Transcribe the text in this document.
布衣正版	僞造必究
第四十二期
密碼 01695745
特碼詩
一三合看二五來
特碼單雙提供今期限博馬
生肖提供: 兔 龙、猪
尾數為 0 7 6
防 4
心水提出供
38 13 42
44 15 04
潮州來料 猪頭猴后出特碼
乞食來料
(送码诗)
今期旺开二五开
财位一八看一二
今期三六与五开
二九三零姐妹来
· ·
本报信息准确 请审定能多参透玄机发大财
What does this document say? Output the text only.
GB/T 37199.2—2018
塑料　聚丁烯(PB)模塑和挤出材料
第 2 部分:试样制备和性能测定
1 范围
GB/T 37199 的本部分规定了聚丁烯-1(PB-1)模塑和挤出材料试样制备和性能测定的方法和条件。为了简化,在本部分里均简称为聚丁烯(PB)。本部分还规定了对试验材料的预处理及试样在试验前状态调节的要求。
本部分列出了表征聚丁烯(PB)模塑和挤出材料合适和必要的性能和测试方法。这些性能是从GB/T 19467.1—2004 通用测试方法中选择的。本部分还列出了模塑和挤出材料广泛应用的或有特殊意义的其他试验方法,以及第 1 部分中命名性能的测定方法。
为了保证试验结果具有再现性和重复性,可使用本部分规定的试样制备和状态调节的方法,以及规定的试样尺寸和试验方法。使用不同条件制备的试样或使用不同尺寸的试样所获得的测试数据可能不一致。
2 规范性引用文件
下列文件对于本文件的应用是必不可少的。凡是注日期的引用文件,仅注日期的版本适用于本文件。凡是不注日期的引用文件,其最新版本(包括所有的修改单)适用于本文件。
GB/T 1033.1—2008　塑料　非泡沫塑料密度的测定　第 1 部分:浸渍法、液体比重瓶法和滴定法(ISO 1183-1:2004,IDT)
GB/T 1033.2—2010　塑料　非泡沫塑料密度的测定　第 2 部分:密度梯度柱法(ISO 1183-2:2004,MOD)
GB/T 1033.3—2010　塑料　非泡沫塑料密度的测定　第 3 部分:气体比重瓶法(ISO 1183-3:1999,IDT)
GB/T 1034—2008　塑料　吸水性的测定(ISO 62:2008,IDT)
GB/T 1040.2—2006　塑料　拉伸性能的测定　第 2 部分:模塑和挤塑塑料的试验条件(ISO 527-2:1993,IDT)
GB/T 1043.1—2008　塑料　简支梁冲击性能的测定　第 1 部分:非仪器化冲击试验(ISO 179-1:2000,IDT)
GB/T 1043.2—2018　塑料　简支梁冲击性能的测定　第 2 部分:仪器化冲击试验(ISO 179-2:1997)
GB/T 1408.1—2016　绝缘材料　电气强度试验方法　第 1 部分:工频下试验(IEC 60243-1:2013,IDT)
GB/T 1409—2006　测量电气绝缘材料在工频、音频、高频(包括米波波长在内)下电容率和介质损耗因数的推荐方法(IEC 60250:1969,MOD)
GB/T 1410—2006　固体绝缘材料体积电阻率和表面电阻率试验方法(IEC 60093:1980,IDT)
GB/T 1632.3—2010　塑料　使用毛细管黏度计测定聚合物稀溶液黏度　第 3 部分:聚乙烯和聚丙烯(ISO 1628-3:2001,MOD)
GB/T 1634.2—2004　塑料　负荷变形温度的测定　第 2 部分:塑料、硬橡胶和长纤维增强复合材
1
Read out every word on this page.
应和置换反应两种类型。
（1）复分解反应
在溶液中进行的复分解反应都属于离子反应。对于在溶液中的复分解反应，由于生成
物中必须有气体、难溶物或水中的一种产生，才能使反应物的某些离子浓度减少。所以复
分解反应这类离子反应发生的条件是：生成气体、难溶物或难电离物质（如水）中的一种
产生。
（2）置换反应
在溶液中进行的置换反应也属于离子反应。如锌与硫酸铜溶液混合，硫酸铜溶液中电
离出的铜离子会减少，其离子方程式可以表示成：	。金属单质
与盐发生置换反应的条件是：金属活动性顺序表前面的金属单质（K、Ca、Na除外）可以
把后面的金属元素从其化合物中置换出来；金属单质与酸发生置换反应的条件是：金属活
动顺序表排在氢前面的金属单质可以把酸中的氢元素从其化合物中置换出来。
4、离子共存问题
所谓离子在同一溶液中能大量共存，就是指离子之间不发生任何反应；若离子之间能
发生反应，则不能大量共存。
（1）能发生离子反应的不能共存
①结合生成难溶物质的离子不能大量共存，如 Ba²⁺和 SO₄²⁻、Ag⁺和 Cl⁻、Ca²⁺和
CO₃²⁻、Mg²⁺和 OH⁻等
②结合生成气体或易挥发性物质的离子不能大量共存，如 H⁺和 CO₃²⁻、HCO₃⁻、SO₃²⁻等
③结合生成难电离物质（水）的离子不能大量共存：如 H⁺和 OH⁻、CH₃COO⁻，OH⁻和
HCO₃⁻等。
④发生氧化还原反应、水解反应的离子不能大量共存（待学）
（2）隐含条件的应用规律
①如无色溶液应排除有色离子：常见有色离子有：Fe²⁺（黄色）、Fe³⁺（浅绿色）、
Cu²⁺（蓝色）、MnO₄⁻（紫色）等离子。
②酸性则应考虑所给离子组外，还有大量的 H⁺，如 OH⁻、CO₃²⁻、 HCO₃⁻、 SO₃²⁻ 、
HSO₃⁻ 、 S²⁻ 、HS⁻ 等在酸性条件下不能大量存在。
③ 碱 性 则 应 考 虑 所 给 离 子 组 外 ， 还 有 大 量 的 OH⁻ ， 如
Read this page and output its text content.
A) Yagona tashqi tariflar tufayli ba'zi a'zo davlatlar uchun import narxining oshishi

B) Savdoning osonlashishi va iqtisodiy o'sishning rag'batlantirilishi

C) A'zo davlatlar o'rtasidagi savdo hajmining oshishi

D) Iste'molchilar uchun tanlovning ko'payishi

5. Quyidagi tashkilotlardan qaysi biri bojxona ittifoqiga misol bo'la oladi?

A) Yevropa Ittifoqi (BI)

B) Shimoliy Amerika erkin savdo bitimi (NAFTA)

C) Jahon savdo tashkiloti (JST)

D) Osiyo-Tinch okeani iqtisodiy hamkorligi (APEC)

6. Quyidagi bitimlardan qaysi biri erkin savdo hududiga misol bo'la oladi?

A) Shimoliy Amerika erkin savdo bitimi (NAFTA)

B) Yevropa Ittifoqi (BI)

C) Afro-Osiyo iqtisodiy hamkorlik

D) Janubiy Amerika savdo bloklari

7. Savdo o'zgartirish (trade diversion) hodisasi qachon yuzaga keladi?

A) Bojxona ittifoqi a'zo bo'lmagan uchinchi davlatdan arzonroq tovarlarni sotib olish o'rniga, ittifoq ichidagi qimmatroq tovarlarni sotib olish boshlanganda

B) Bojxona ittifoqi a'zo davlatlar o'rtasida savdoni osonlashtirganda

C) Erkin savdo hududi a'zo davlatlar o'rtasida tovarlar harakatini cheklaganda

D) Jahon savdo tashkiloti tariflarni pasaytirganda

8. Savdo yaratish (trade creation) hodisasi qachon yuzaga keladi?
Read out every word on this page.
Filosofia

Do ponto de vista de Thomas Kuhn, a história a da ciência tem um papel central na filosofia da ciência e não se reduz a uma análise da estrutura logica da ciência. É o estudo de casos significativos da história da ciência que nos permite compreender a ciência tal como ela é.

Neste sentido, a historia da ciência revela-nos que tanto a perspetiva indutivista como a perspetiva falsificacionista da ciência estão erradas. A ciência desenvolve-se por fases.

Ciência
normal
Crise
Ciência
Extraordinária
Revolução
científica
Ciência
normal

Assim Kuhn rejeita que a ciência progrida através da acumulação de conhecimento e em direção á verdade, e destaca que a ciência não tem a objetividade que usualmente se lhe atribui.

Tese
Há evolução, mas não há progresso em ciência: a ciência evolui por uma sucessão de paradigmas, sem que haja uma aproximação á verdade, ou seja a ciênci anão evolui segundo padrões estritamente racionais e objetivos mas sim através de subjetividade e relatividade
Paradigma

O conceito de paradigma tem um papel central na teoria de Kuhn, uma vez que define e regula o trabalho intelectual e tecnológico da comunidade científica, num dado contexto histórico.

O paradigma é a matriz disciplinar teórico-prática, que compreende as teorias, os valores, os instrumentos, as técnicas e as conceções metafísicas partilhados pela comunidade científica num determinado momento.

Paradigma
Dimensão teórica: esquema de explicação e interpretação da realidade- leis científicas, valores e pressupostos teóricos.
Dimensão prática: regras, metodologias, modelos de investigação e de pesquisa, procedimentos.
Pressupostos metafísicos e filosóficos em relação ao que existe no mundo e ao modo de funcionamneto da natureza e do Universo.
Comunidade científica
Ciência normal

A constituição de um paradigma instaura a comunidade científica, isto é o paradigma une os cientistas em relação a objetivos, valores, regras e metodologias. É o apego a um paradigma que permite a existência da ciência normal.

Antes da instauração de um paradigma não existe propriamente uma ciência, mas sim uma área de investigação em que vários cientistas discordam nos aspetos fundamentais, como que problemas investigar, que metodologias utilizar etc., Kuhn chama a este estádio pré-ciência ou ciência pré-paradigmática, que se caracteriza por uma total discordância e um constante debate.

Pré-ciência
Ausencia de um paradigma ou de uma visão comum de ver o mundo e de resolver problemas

--

What you need to do> Identify and copy all lines with the word "relação".

Response to this exercise>
Pressupostos metafísicos e filosóficos em relação ao que existe no mundo e ao modo de funcionamneto da natureza e do Universo.
A constituição de um paradigma instaura a comunidade científica, isto é o paradigma une os cientistas em relação a objetivos, valores, regras e metodologias. É o apego a um paradigma que permite a existência da ciência normal.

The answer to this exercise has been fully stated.